Text shown.
— begin —
# UKIP's policies



## Little yellow Brompton (1 Mar 2013)

10. Pedal Cycles
10.1 UKIP supports pedal cycles as a healthy means of personal transport, but is
concerned at the accident rate rising from 114 deaths in 2003 to 148 (2005), and the fall
in regular cycling according to the Department for Transport, despite so much promotion.
10.2 We believe that there needs to be a better balance of rights and responsibilities for
pedal cyclists, with too much aggressive abuse of red lights, pedestrian crossings and a
lack of basic safety and road courtesy.
10.3 There is also substantial amounts of bicycle theft, as David Cameron can testify to
personally. The British Crime Survey records c.440,000 bikes are stolen every year, but
many thefts go unreported. Halifax Home Insurance estimates a bike is stolen every 65
seconds in the UK.
10.4 According to CTC, the national cyclists’ association: “The police make almost no
effort to catch bike thieves... What’s more, the few who are caught face derisory
sentences” and this is reflected in a clear-up rate of around 5%28.
10.5 UKIP’s proposed new elected police boards could also put greater emphasis on
tackling bicycle theft, particularly in theft hotspots such as London, Reading, Bristol and
Oxford.
10.6 UKIP would consult on the desirability of minimum third party liability insurance
cover for cyclists - a simple annual flat rate registration ‘Cycledisc’, stuck to the bicycle
frame, to cover damage to cars and others, which are currently unprotected. The
Cycledisc should also carry clear identification details, which will help counter bicycle
theft, and deter dangerous cyclist behaviour. We support provision of cycle parking at
reasonable charges.
10.7 UKIP believes that basic cycle and safety training should be made mandatory, and
be funded in schools or via local authorities. UKIP supports the campaign work of
national cycling organisations.
10.8 Cycling on safe cycle routes, lanes, tracks and trails should be actively encouraged,
particularly as a leisure pursuit. UKIP believes off road dedicated lanes are preferable to
a confusing maze of cycle lanes on unsuitable or dangerous roads, which is problematic
for cyclists as well as other road users.
— end —
Set task A.
Can you put the rows into a JSON list of strings, one string per line with blank lines left out, covering everything from the first row down to the row that contains "content: Alterations in"?

Provided data.
— begin —
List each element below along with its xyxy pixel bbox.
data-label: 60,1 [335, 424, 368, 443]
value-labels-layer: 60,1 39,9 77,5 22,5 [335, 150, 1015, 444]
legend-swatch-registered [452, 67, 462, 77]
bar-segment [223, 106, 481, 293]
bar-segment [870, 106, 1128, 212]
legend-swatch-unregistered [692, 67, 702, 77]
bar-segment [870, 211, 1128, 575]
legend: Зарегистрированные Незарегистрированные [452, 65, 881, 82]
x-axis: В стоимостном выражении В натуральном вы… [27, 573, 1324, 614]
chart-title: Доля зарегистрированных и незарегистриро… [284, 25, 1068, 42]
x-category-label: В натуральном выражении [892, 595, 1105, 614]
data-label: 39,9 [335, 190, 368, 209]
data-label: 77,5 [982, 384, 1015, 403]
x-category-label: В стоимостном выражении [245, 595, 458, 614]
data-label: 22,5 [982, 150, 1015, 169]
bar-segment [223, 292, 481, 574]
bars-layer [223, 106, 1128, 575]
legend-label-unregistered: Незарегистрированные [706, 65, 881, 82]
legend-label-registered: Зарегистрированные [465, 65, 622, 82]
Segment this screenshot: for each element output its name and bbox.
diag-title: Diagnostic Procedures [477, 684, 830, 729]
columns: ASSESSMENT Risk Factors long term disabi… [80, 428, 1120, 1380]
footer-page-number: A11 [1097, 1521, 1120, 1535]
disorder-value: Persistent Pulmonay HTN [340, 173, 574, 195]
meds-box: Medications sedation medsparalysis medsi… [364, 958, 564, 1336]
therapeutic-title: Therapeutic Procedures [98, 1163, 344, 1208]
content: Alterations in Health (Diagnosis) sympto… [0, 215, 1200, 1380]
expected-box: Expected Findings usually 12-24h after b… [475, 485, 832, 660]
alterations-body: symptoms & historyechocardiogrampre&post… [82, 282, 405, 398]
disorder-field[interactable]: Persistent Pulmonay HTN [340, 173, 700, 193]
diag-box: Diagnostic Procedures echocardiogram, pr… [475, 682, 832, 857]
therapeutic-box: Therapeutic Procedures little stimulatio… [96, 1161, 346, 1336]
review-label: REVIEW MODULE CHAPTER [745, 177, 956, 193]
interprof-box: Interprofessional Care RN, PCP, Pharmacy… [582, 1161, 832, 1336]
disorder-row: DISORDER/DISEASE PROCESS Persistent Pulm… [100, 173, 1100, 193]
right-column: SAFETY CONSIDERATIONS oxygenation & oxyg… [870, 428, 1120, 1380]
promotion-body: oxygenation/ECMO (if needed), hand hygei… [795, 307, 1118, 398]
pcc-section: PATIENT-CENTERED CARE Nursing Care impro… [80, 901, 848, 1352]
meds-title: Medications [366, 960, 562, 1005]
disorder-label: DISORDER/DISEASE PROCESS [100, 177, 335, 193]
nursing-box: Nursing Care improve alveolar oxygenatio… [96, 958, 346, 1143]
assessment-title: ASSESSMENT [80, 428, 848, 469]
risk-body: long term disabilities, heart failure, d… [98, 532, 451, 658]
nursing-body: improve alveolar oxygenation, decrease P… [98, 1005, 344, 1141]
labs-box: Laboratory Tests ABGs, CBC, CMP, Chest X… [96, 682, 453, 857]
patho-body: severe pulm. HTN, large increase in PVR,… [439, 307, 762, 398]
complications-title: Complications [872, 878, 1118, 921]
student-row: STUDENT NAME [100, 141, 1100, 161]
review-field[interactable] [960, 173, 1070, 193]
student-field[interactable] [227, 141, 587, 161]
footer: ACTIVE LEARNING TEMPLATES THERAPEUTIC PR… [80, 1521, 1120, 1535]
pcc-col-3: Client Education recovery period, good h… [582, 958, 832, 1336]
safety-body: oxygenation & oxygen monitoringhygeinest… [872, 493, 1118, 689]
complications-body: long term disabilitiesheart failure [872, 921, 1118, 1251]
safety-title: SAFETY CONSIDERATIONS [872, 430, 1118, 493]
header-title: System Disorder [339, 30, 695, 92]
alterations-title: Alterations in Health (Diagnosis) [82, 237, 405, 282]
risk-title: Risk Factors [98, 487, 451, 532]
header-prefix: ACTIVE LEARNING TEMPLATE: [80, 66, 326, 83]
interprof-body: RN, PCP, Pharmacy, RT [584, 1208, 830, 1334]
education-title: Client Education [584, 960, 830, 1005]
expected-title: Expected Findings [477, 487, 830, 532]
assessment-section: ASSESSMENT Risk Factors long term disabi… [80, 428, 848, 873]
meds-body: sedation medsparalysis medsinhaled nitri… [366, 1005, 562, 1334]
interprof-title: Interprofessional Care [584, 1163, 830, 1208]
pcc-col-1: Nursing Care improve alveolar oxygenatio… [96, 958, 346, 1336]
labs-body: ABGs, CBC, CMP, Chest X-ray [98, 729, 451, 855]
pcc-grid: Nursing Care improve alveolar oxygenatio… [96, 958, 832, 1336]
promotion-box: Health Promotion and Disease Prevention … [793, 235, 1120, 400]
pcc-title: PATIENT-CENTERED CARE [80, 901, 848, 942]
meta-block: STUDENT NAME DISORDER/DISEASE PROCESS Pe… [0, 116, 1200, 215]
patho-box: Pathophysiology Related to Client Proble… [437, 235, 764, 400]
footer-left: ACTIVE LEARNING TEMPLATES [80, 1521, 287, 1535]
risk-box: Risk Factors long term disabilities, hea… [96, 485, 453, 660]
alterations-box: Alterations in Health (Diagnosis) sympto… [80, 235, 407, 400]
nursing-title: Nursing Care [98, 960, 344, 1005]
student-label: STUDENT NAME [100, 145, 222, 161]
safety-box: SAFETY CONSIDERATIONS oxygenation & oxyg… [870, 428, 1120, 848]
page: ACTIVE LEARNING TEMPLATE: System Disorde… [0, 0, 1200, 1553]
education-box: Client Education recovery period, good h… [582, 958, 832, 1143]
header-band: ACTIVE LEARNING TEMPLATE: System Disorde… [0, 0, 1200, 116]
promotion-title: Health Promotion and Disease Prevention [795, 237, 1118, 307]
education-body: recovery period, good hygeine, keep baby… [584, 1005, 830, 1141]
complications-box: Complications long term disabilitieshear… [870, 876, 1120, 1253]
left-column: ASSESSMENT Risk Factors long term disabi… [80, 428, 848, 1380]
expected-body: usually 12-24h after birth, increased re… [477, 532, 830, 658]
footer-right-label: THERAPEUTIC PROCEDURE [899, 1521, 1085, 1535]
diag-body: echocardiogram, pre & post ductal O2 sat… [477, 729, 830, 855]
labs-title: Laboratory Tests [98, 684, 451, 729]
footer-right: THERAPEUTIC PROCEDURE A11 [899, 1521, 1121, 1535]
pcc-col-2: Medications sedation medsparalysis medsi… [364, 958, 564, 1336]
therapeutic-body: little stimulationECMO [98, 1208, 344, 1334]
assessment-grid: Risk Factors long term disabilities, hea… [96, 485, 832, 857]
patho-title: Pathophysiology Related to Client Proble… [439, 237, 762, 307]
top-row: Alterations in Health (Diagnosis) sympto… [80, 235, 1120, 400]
— end —
Set task B.
Do these statements agree with the UKIP cycling policy post? (i) Cycling deaths rose from 114 in 2003 to 148 in 2005. (ii) UKIP would make third party liability insurance compulsory for cyclists. (iii) UKIP prefers off road dedicated lanes to cycle lanes on unsuitable or dangerous roads. Answer yes or no for each, quoting the deciding words.

Expected output A.
[
  "List each element below along with its xyxy pixel bbox.",
  "data-label: 60,1 [335, 424, 368, 443]",
  "value-labels-layer: 60,1 39,9 77,5 22,5 [335, 150, 1015, 444]",
  "legend-swatch-registered [452, 67, 462, 77]",
  "bar-segment [223, 106, 481, 293]",
  "bar-segment [870, 106, 1128, 212]",
  "legend-swatch-unregistered [692, 67, 702, 77]",
  "bar-segment [870, 211, 1128, 575]",
  "legend: Зарегистрированные Незарегистрированные [452, 65, 881, 82]",
  "x-axis: В стоимостном выражении В натуральном вы… [27, 573, 1324, 614]",
  "chart-title: Доля зарегистрированных и незарегистриро… [284, 25, 1068, 42]",
  "x-category-label: В натуральном выражении [892, 595, 1105, 614]",
  "data-label: 39,9 [335, 190, 368, 209]",
  "data-label: 77,5 [982, 384, 1015, 403]",
  "x-category-label: В стоимостном выражении [245, 595, 458, 614]",
  "data-label: 22,5 [982, 150, 1015, 169]",
  "bar-segment [223, 292, 481, 574]",
  "bars-layer [223, 106, 1128, 575]",
  "legend-label-unregistered: Незарегистрированные [706, 65, 881, 82]",
  "legend-label-registered: Зарегистрированные [465, 65, 622, 82]",
  "Segment this screenshot: for each element output its name and bbox.",
  "diag-title: Diagnostic Procedures [477, 684, 830, 729]",
  "columns: ASSESSMENT Risk Factors long term disabi… [80, 428, 1120, 1380]",
  "footer-page-number: A11 [1097, 1521, 1120, 1535]",
  "disorder-value: Persistent Pulmonay HTN [340, 173, 574, 195]",
  "meds-box: Medications sedation medsparalysis medsi… [364, 958, 564, 1336]",
  "therapeutic-title: Therapeutic Procedures [98, 1163, 344, 1208]",
  "content: Alterations in Health (Diagnosis) sympto… [0, 215, 1200, 1380]"
]

Expected output B.
(i) Yes: "the accident rate rising from 114 deaths in 2003 to 148 (2005)"
(ii) No: "UKIP would consult on the desirability of minimum third party liability insurance cover for cyclists"
(iii) Yes: "UKIP believes off road dedicated lanes are preferable to a confusing maze of cycle lanes on unsuitable or dangerous roads"